(A run of records)
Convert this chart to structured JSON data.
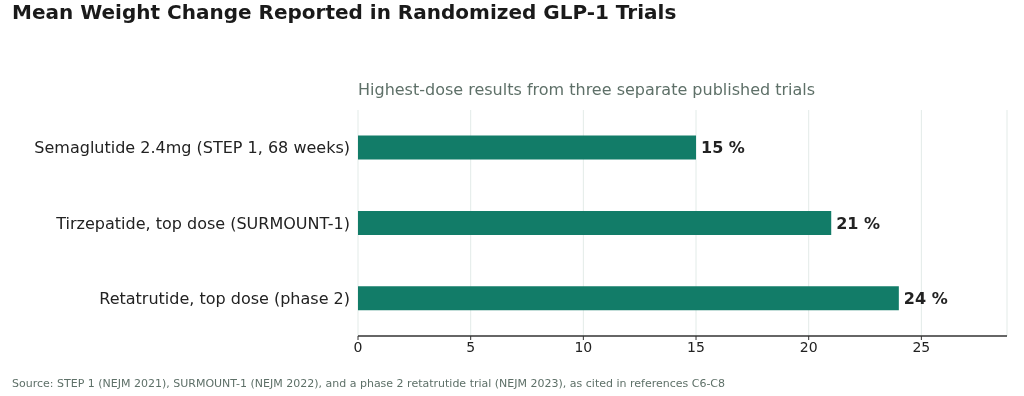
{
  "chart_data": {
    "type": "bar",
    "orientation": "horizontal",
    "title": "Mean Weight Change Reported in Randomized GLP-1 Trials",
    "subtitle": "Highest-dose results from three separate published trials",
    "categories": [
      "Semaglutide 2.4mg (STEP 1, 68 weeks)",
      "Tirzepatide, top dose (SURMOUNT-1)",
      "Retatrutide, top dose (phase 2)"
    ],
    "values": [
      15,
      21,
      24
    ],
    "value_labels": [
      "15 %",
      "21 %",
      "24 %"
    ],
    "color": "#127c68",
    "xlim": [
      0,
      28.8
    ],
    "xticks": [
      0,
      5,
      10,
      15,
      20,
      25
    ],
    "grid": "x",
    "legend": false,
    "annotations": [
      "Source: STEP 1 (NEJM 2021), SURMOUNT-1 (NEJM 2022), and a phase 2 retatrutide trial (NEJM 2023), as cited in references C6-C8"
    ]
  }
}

STATED GOAL:
Give only the number of lines above that hold the string "phase".

SOLUTION FOR THIS TASK:
2